MATERIAL FOR THE TASK:
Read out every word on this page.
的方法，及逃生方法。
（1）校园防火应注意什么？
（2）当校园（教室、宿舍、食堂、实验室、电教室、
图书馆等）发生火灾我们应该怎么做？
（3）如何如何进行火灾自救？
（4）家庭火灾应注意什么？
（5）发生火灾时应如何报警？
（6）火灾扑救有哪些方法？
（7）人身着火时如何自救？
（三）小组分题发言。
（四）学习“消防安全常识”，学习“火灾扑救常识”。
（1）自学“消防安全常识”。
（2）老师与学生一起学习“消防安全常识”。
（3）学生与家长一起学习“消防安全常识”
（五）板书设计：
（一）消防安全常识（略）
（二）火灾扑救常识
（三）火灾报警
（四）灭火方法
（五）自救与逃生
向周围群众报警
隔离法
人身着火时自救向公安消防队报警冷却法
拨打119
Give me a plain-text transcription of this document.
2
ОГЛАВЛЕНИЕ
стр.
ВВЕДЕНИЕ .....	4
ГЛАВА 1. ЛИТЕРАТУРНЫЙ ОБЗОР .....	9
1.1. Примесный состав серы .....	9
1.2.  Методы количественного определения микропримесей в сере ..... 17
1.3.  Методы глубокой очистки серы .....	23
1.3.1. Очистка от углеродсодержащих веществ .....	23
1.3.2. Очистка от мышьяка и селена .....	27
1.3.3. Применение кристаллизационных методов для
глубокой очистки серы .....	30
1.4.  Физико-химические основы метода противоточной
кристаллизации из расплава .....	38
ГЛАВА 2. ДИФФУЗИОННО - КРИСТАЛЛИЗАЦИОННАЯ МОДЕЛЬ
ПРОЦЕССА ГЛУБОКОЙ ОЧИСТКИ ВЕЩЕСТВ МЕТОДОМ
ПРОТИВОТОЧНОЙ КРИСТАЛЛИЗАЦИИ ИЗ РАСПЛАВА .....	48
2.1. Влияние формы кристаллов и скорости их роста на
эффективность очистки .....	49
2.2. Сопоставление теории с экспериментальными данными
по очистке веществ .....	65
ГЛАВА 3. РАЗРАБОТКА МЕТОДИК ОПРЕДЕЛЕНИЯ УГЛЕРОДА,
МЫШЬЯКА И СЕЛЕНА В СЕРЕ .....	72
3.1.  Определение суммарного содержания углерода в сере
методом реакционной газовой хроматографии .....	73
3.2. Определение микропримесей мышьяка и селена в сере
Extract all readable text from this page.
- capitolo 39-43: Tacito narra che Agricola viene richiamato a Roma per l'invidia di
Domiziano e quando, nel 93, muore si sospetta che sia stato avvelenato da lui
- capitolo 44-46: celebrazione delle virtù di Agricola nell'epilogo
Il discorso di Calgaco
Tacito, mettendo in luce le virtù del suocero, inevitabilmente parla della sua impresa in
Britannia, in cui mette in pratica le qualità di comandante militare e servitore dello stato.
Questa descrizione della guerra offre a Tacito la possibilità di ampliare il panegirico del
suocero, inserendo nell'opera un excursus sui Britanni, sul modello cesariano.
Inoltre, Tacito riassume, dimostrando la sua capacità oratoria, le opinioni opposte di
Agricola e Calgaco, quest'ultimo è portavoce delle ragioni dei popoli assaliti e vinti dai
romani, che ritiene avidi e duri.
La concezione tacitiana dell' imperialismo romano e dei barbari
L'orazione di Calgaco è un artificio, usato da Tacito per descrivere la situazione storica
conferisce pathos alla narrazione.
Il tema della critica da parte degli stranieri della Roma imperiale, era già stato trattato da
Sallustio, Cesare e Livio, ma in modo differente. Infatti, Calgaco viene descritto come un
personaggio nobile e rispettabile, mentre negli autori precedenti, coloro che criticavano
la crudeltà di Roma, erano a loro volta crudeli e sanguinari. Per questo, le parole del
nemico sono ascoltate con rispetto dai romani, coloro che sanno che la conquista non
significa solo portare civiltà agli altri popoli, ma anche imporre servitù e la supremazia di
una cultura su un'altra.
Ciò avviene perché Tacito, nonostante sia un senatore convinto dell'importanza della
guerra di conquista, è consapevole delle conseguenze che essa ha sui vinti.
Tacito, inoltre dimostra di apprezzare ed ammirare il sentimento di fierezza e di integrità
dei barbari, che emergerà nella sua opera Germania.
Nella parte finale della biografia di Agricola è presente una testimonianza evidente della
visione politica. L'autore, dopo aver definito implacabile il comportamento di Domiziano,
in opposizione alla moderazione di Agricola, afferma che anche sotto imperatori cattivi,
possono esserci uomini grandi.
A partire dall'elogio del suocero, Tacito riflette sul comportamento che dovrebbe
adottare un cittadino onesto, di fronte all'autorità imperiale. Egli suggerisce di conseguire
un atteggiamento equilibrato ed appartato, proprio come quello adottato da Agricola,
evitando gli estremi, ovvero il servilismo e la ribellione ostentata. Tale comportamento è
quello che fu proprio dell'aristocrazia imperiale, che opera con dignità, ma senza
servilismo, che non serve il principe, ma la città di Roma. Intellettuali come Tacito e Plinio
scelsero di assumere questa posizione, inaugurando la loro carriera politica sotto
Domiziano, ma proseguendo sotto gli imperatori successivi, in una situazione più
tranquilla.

WHAT TO PRODUCE: Retype the entries exactly, including every line.

ANSWER FOR THIS EXERCISE:
Read out every word on this page.
的方法，及逃生方法。
（1）校园防火应注意什么？
（2）当校园（教室、宿舍、食堂、实验室、电教室、
图书馆等）发生火灾我们应该怎么做？
（3）如何如何进行火灾自救？
（4）家庭火灾应注意什么？
（5）发生火灾时应如何报警？
（6）火灾扑救有哪些方法？
（7）人身着火时如何自救？
（三）小组分题发言。
（四）学习“消防安全常识”，学习“火灾扑救常识”。
（1）自学“消防安全常识”。
（2）老师与学生一起学习“消防安全常识”。
（3）学生与家长一起学习“消防安全常识”
（五）板书设计：
（一）消防安全常识（略）
（二）火灾扑救常识
（三）火灾报警
（四）灭火方法
（五）自救与逃生
向周围群众报警
隔离法
人身着火时自救向公安消防队报警冷却法
拨打119
Give me a plain-text transcription of this document.
2
ОГЛАВЛЕНИЕ
стр.
ВВЕДЕНИЕ .....	4
ГЛАВА 1. ЛИТЕРАТУРНЫЙ ОБЗОР .....	9
1.1. Примесный состав серы .....	9
1.2.  Методы количественного определения микропримесей в сере ..... 17
1.3.  Методы глубокой очистки серы .....	23
1.3.1. Очистка от углеродсодержащих веществ .....	23
1.3.2. Очистка от мышьяка и селена .....	27
1.3.3. Применение кристаллизационных методов для
глубокой очистки серы .....	30
1.4.  Физико-химические основы метода противоточной
кристаллизации из расплава .....	38
ГЛАВА 2. ДИФФУЗИОННО - КРИСТАЛЛИЗАЦИОННАЯ МОДЕЛЬ
ПРОЦЕССА ГЛУБОКОЙ ОЧИСТКИ ВЕЩЕСТВ МЕТОДОМ
ПРОТИВОТОЧНОЙ КРИСТАЛЛИЗАЦИИ ИЗ РАСПЛАВА .....	48
2.1. Влияние формы кристаллов и скорости их роста на
эффективность очистки .....	49
2.2. Сопоставление теории с экспериментальными данными
по очистке веществ .....	65
ГЛАВА 3. РАЗРАБОТКА МЕТОДИК ОПРЕДЕЛЕНИЯ УГЛЕРОДА,
МЫШЬЯКА И СЕЛЕНА В СЕРЕ .....	72
3.1.  Определение суммарного содержания углерода в сере
методом реакционной газовой хроматографии .....	73
3.2. Определение микропримесей мышьяка и селена в сере
Extract all readable text from this page.
- capitolo 39-43: Tacito narra che Agricola viene richiamato a Roma per l'invidia di
Domiziano e quando, nel 93, muore si sospetta che sia stato avvelenato da lui
- capitolo 44-46: celebrazione delle virtù di Agricola nell'epilogo
Il discorso di Calgaco
Tacito, mettendo in luce le virtù del suocero, inevitabilmente parla della sua impresa in
Britannia, in cui mette in pratica le qualità di comandante militare e servitore dello stato.
Questa descrizione della guerra offre a Tacito la possibilità di ampliare il panegirico del
suocero, inserendo nell'opera un excursus sui Britanni, sul modello cesariano.
Inoltre, Tacito riassume, dimostrando la sua capacità oratoria, le opinioni opposte di
Agricola e Calgaco, quest'ultimo è portavoce delle ragioni dei popoli assaliti e vinti dai
romani, che ritiene avidi e duri.
La concezione tacitiana dell' imperialismo romano e dei barbari
L'orazione di Calgaco è un artificio, usato da Tacito per descrivere la situazione storica
conferisce pathos alla narrazione.
Il tema della critica da parte degli stranieri della Roma imperiale, era già stato trattato da
Sallustio, Cesare e Livio, ma in modo differente. Infatti, Calgaco viene descritto come un
personaggio nobile e rispettabile, mentre negli autori precedenti, coloro che criticavano
la crudeltà di Roma, erano a loro volta crudeli e sanguinari. Per questo, le parole del
nemico sono ascoltate con rispetto dai romani, coloro che sanno che la conquista non
significa solo portare civiltà agli altri popoli, ma anche imporre servitù e la supremazia di
una cultura su un'altra.
Ciò avviene perché Tacito, nonostante sia un senatore convinto dell'importanza della
guerra di conquista, è consapevole delle conseguenze che essa ha sui vinti.
Tacito, inoltre dimostra di apprezzare ed ammirare il sentimento di fierezza e di integrità
dei barbari, che emergerà nella sua opera Germania.
Nella parte finale della biografia di Agricola è presente una testimonianza evidente della
visione politica. L'autore, dopo aver definito implacabile il comportamento di Domiziano,
in opposizione alla moderazione di Agricola, afferma che anche sotto imperatori cattivi,
possono esserci uomini grandi.
A partire dall'elogio del suocero, Tacito riflette sul comportamento che dovrebbe
adottare un cittadino onesto, di fronte all'autorità imperiale. Egli suggerisce di conseguire
un atteggiamento equilibrato ed appartato, proprio come quello adottato da Agricola,
evitando gli estremi, ovvero il servilismo e la ribellione ostentata. Tale comportamento è
quello che fu proprio dell'aristocrazia imperiale, che opera con dignità, ma senza
servilismo, che non serve il principe, ma la città di Roma. Intellettuali come Tacito e Plinio
scelsero di assumere questa posizione, inaugurando la loro carriera politica sotto
Domiziano, ma proseguendo sotto gli imperatori successivi, in una situazione più
tranquilla.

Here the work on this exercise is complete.